▸ **STATED TASK**: Answer with a single number: the count of lines that include the string "psychischer".

▸ **RECORD EXTRACTS**:
=======

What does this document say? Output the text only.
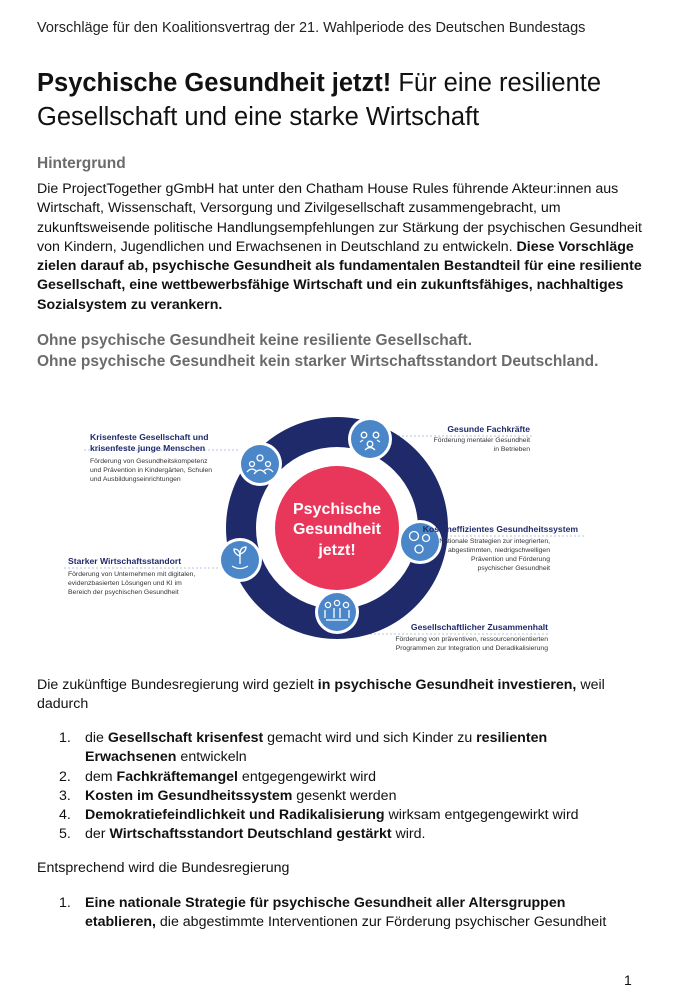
Vorschläge für den Koalitionsvertrag der 21. Wahlperiode des Deutschen Bundestags
Psychische Gesundheit jetzt! Für eine resiliente Gesellschaft und eine starke Wirtschaft
Hintergrund
Die ProjectTogether gGmbH hat unter den Chatham House Rules führende Akteur:innen aus Wirtschaft, Wissenschaft, Versorgung und Zivilgesellschaft zusammengebracht, um zukunftsweisende politische Handlungsempfehlungen zur Stärkung der psychischen Gesundheit von Kindern, Jugendlichen und Erwachsenen in Deutschland zu entwickeln. Diese Vorschläge zielen darauf ab, psychische Gesundheit als fundamentalen Bestandteil für eine resiliente Gesellschaft, eine wettbewerbsfähige Wirtschaft und ein zukunftsfähiges, nachhaltiges Sozialsystem zu verankern.
Ohne psychische Gesundheit keine resiliente Gesellschaft.
Ohne psychische Gesundheit kein starker Wirtschaftsstandort Deutschland.
Psychische
Gesundheit
jetzt!
Krisenfeste Gesellschaft und
krisenfeste junge Menschen
Förderung von Gesundheitskompetenz
und Prävention in Kindergärten, Schulen
und Ausbildungseinrichtungen
Gesunde Fachkräfte
Förderung mentaler Gesundheit
in Betrieben
Kosteneffizientes Gesundheitssystem
Nationale Strategien zur integrierten,
abgestimmten, niedrigschwelligen
Prävention und Förderung
psychischer Gesundheit
Gesellschaftlicher Zusammenhalt
Förderung von präventiven, ressourcenorientierten
Programmen zur Integration und Deradikalisierung
Starker Wirtschaftsstandort
Förderung von Unternehmen mit digitalen,
evidenzbasierten Lösungen und KI im
Bereich der psychischen Gesundheit
Die zukünftige Bundesregierung wird gezielt in psychische Gesundheit investieren, weil dadurch
1. die Gesellschaft krisenfest gemacht wird und sich Kinder zu resilienten Erwachsenen entwickeln
2. dem Fachkräftemangel entgegengewirkt wird
3. Kosten im Gesundheitssystem gesenkt werden
4. Demokratiefeindlichkeit und Radikalisierung wirksam entgegengewirkt wird
5. der Wirtschaftsstandort Deutschland gestärkt wird.
Entsprechend wird die Bundesregierung
1. Eine nationale Strategie für psychische Gesundheit aller Altersgruppen etablieren, die abgestimmte Interventionen zur Förderung psychischer Gesundheit
1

=======

▸ **EXERCISE ANSWER**: 2